The problem:
How many lines in the items below contain the string "chart"? Reply with the number only.

Dataset records
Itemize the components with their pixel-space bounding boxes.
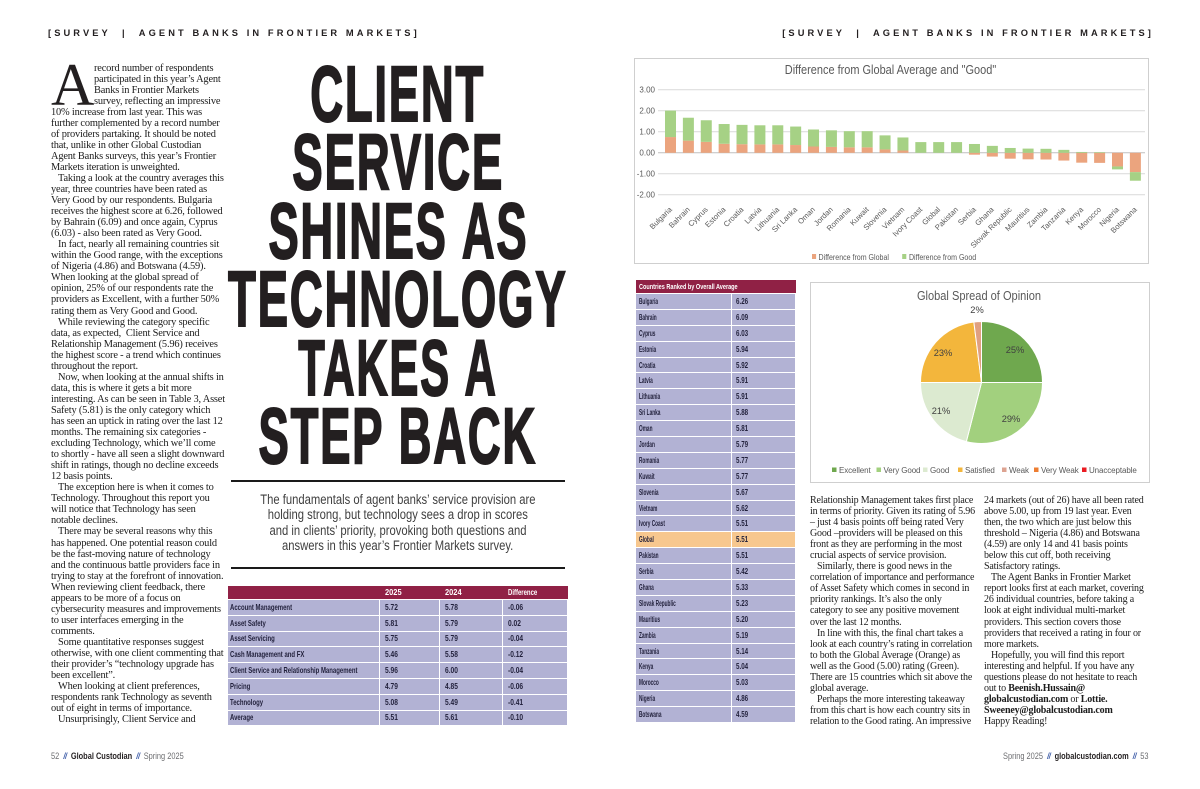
svg-text:Weak: Weak [1009,466,1030,475]
svg-text:Unacceptable: Unacceptable [1089,466,1137,475]
svg-text:3.00: 3.00 [639,85,655,94]
svg-text:0.00: 0.00 [639,148,655,157]
svg-text:21%: 21% [932,406,951,416]
svg-text:25%: 25% [1006,345,1025,355]
svg-text:-1.00: -1.00 [637,169,656,178]
svg-text:Satisfied: Satisfied [965,466,995,475]
svg-text:Good: Good [930,466,949,475]
svg-text:-2.00: -2.00 [637,190,656,199]
svg-text:Very Weak: Very Weak [1041,466,1080,475]
svg-text:2%: 2% [970,305,983,315]
svg-text:2.00: 2.00 [639,106,655,115]
svg-text:29%: 29% [1002,414,1021,424]
svg-text:Excellent: Excellent [839,466,871,475]
svg-text:Very Good: Very Good [884,466,921,475]
svg-text:1.00: 1.00 [639,127,655,136]
svg-text:23%: 23% [934,348,953,358]
svg-text:Croatia: Croatia [722,205,746,229]
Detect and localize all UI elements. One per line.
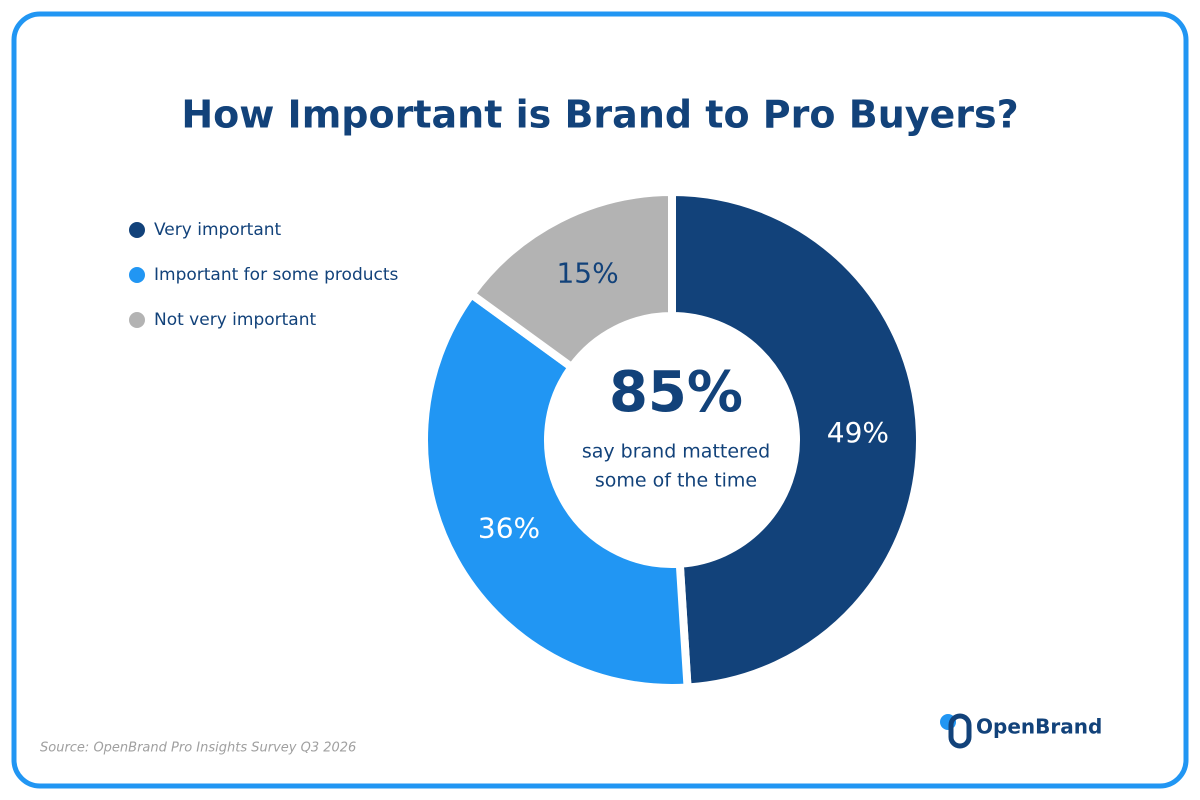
donut-slice xyxy=(465,187,676,373)
legend-swatch xyxy=(129,267,145,283)
source: Source: OpenBrand Pro Insights Survey Q3… xyxy=(40,741,356,756)
legend-label: Not very important xyxy=(154,310,316,330)
value-label: 36% xyxy=(478,512,540,545)
logo-icon xyxy=(948,713,972,749)
center-value: 85% xyxy=(609,360,743,425)
card-border xyxy=(11,11,1189,789)
logo-text: OpenBrand xyxy=(976,715,1102,739)
legend-swatch xyxy=(129,222,145,238)
logo: OpenBrand xyxy=(940,713,1102,749)
legend-label: Important for some products xyxy=(154,265,399,285)
donut-slice xyxy=(668,187,925,692)
value-label: 15% xyxy=(556,256,618,289)
center-text: say brand mattered xyxy=(582,441,770,463)
legend-label: Very important xyxy=(154,220,282,240)
donut-slice xyxy=(420,288,692,692)
value-label: 49% xyxy=(827,416,889,449)
center-text: some of the time xyxy=(595,470,757,492)
legend-swatch xyxy=(129,312,145,328)
chart-title: How Important is Brand to Pro Buyers? xyxy=(181,93,1018,137)
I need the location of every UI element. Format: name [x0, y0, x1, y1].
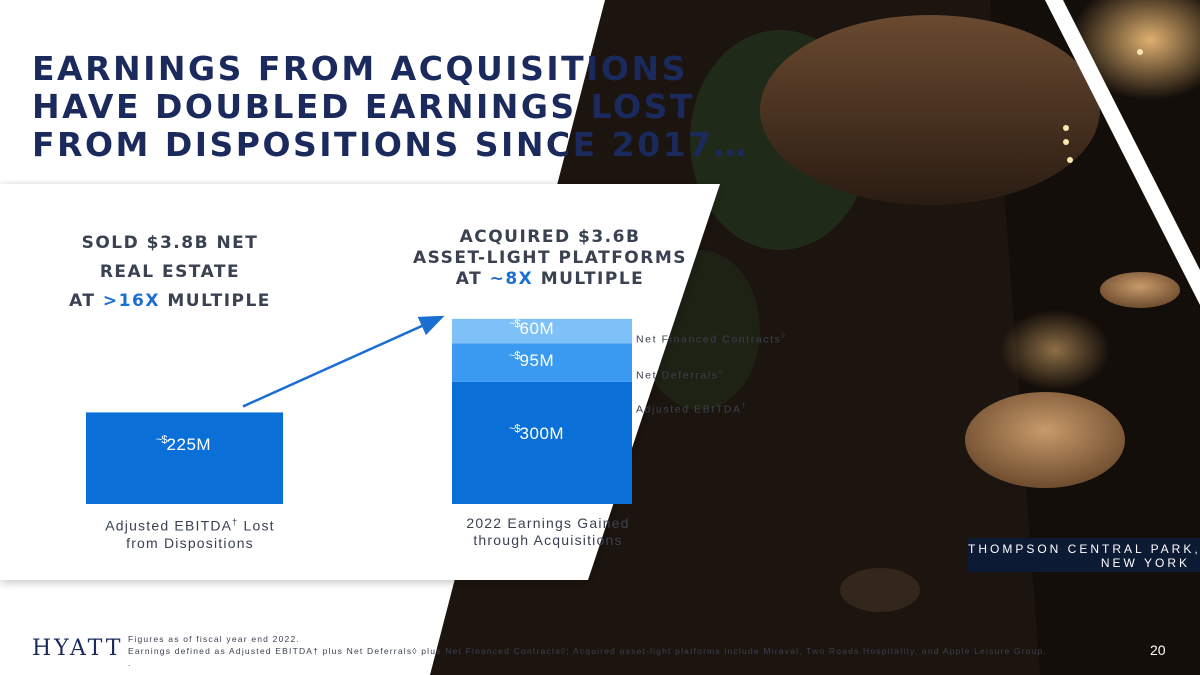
page-title: EARNINGS FROM ACQUISITIONS HAVE DOUBLED … — [32, 49, 750, 164]
string-light — [1063, 139, 1069, 145]
left-multiple: >16X — [102, 291, 160, 311]
location-line: NEW YORK — [1100, 556, 1190, 570]
bar-value-text: 95M — [519, 350, 555, 370]
string-light — [1063, 125, 1069, 131]
right-title-line: ASSET-LIGHT PLATFORMS — [412, 248, 688, 268]
page-number: 20 — [1150, 642, 1166, 658]
diagonal-stripe — [1045, 0, 1200, 305]
approx-dollar-prefix: ~$ — [156, 434, 168, 447]
category-label-line: Adjusted EBITDA† Lost — [80, 514, 300, 535]
bar-value-text: 60M — [519, 319, 555, 339]
string-light — [1067, 157, 1073, 163]
bar-value-label: ~$225M — [156, 434, 211, 455]
bar-segment — [452, 381, 632, 504]
legend-net-deferrals: Net Deferrals◊ — [636, 369, 724, 382]
title-line: HAVE DOUBLED EARNINGS LOST — [32, 87, 695, 126]
left-title-line: SOLD $3.8B NET — [81, 233, 259, 253]
category-label-right: 2022 Earnings Gained through Acquisition… — [438, 515, 658, 549]
table-top — [1100, 272, 1180, 308]
approx-dollar-prefix: ~$ — [509, 318, 521, 331]
legend-label: Net Deferrals — [636, 369, 719, 382]
bar-value-label: ~$300M — [509, 423, 564, 444]
left-title-multiple: MULTIPLE — [159, 291, 271, 311]
dagger-mark: † — [741, 403, 748, 410]
right-column-title: ACQUIRED $3.6B ASSET-LIGHT PLATFORMS AT … — [410, 227, 690, 290]
approx-dollar-prefix: ~$ — [509, 422, 521, 435]
category-label-text: Lost — [238, 517, 275, 534]
bar-value-label: ~$60M — [509, 318, 554, 339]
bar-value-text: 225M — [166, 435, 212, 455]
title-line: EARNINGS FROM ACQUISITIONS — [32, 49, 688, 88]
bar-value-label: ~$95M — [509, 350, 554, 371]
right-title-multiple: MULTIPLE — [533, 269, 645, 289]
light-glow — [1070, 0, 1200, 100]
category-label-text: Adjusted EBITDA — [105, 517, 233, 534]
left-title-line: REAL ESTATE — [99, 262, 241, 282]
diamond-mark: ◊ — [781, 333, 787, 340]
right-title-line: AT ~8X MULTIPLE — [410, 269, 690, 290]
legend-label: Adjusted EBITDA — [636, 403, 742, 416]
footnote-line: Figures as of fiscal year end 2022. — [128, 634, 300, 644]
left-column-title: SOLD $3.8B NET REAL ESTATE AT >16X MULTI… — [40, 229, 300, 316]
table-top — [965, 392, 1125, 488]
bar-group — [86, 318, 632, 504]
bar-value-text: 300M — [519, 423, 565, 443]
approx-dollar-prefix: ~$ — [509, 349, 521, 362]
footnote-line: . — [128, 658, 132, 668]
footnotes: Figures as of fiscal year end 2022. Earn… — [128, 633, 1048, 669]
chair — [840, 568, 920, 612]
string-light — [1137, 49, 1143, 55]
category-label-line: from Dispositions — [126, 534, 254, 551]
right-title-at: AT — [455, 269, 490, 289]
category-label-line: 2022 Earnings Gained — [466, 515, 630, 531]
left-title-at: AT — [69, 291, 103, 311]
legend-label: Net Financed Contracts — [636, 333, 782, 346]
photo-location-caption: THOMPSON CENTRAL PARK, NEW YORK — [968, 538, 1200, 572]
bar-segment — [86, 412, 283, 504]
bar-segment — [452, 318, 632, 344]
legend-net-financed-contracts: Net Financed Contracts◊ — [636, 333, 787, 346]
comparison-arrow — [242, 315, 445, 408]
right-multiple: ~8X — [489, 269, 534, 289]
location-line: THOMPSON CENTRAL PARK, — [968, 542, 1200, 556]
left-title-line: AT >16X MULTIPLE — [40, 287, 300, 316]
hyatt-logo: HYATT — [32, 636, 124, 661]
category-label-line: through Acquisitions — [473, 532, 623, 548]
bar-segment — [452, 343, 632, 382]
umbrella — [760, 15, 1100, 205]
right-title-line: ACQUIRED $3.6B — [459, 227, 641, 247]
legend-adjusted-ebitda: Adjusted EBITDA† — [636, 403, 747, 416]
title-line: FROM DISPOSITIONS SINCE 2017… — [32, 125, 750, 164]
dagger-mark: † — [232, 517, 239, 527]
category-label-left: Adjusted EBITDA† Lost from Dispositions — [80, 514, 300, 552]
diamond-mark: ◊ — [718, 369, 724, 376]
lamp-glow — [1000, 310, 1110, 390]
footnote-line: Earnings defined as Adjusted EBITDA† plu… — [128, 646, 1048, 656]
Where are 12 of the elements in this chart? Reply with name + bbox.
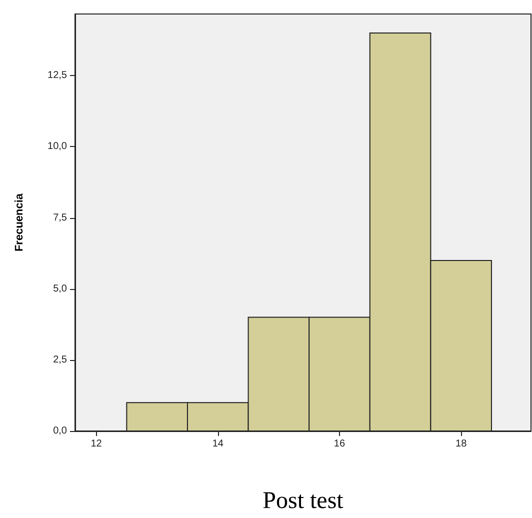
y-tick-label: 0,0 [53, 426, 68, 436]
x-tick-label: 12 [90, 438, 102, 450]
y-tick-label: 2,5 [53, 354, 68, 366]
y-tick-label: 12,5 [48, 70, 68, 82]
y-tick-label: 10,0 [48, 141, 68, 152]
x-tick-label: 18 [456, 438, 468, 450]
y-axis-title: Frecuencia [14, 192, 26, 252]
y-tick-label: 5,0 [53, 283, 68, 294]
x-axis-title: Post test [262, 488, 344, 514]
x-tick-label: 14 [212, 438, 224, 450]
y-tick-label: 7,5 [53, 212, 68, 224]
x-tick-label: 16 [334, 438, 346, 450]
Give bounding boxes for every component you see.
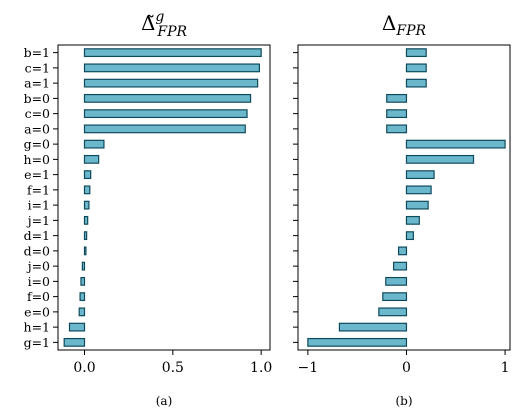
category-label: c=0	[25, 106, 50, 121]
bar-g=0	[405, 139, 506, 149]
bar-g=1	[307, 337, 408, 347]
bar-c=1	[83, 63, 260, 73]
category-label: e=1	[24, 167, 50, 182]
x-tick-label: 0	[402, 360, 411, 376]
category-label: i=0	[28, 274, 50, 289]
category-label: c=1	[25, 60, 50, 75]
x-tick-label: 0.5	[162, 360, 184, 376]
x-tick-label: 0.0	[73, 360, 95, 376]
bar-j=1	[83, 215, 89, 225]
category-label: b=1	[24, 45, 50, 60]
bar-f=0	[79, 292, 86, 302]
category-label: e=0	[24, 304, 50, 319]
plot-frame	[297, 44, 511, 351]
category-label: j=0	[26, 259, 50, 274]
bar-g=0	[83, 139, 105, 149]
bar-b=1	[83, 48, 262, 58]
x-tick-label: −1	[298, 360, 319, 376]
category-label: j=1	[26, 213, 50, 228]
bar-h=0	[83, 154, 100, 164]
bar-a=0	[83, 124, 246, 134]
bar-i=0	[80, 276, 86, 286]
plot-frame	[57, 44, 271, 351]
bar-d=0	[397, 246, 408, 256]
x-tick-label: 1	[501, 360, 510, 376]
category-label: h=1	[24, 320, 50, 335]
category-label: f=0	[27, 289, 50, 304]
bar-c=0	[386, 109, 408, 119]
bar-g=1	[63, 337, 86, 347]
bar-d=1	[83, 231, 88, 241]
panel-title: ΔFPR	[382, 11, 427, 39]
bar-h=0	[405, 154, 475, 164]
bar-f=1	[405, 185, 432, 195]
category-label: g=0	[24, 137, 50, 152]
bar-i=1	[83, 200, 90, 210]
bar-c=1	[405, 63, 427, 73]
bar-d=1	[405, 231, 414, 241]
bar-a=1	[405, 78, 427, 88]
bar-h=1	[338, 322, 408, 332]
category-label: g=1	[24, 335, 50, 350]
category-label: a=0	[24, 121, 50, 136]
bar-e=0	[78, 307, 86, 317]
bar-d=0	[83, 246, 87, 256]
category-label: b=0	[24, 91, 50, 106]
bar-i=1	[405, 200, 429, 210]
panel-a: Δ̃g FPRb=1c=1a=1b=0c=0a=0g=0h=0e=1f=1i=1j…	[24, 9, 273, 408]
category-label: f=1	[27, 182, 50, 197]
bar-b=1	[405, 48, 427, 58]
bar-j=1	[405, 215, 420, 225]
bar-b=0	[83, 93, 252, 103]
category-label: h=0	[24, 152, 51, 167]
bar-j=0	[81, 261, 86, 271]
category-label: d=0	[24, 243, 50, 258]
panel-caption: (b)	[395, 394, 412, 408]
bar-i=0	[385, 276, 408, 286]
bar-f=1	[83, 185, 91, 195]
bar-c=0	[83, 109, 248, 119]
panel-caption: (a)	[156, 394, 173, 408]
panel-title: Δ̃g FPR	[141, 9, 188, 40]
category-label: d=1	[24, 228, 50, 243]
panel-b: ΔFPR −1 0 1 (b)	[293, 11, 511, 408]
bar-f=0	[382, 292, 408, 302]
bar-a=1	[83, 78, 259, 88]
bar-e=0	[378, 307, 408, 317]
bar-j=0	[393, 261, 408, 271]
bar-e=1	[83, 170, 92, 180]
category-label: a=1	[24, 76, 50, 91]
bar-h=1	[68, 322, 86, 332]
category-label: i=1	[28, 198, 50, 213]
bar-e=1	[405, 170, 435, 180]
bar-b=0	[386, 93, 408, 103]
x-tick-label: 1.0	[250, 360, 272, 376]
bar-a=0	[386, 124, 408, 134]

Response to this exercise:
2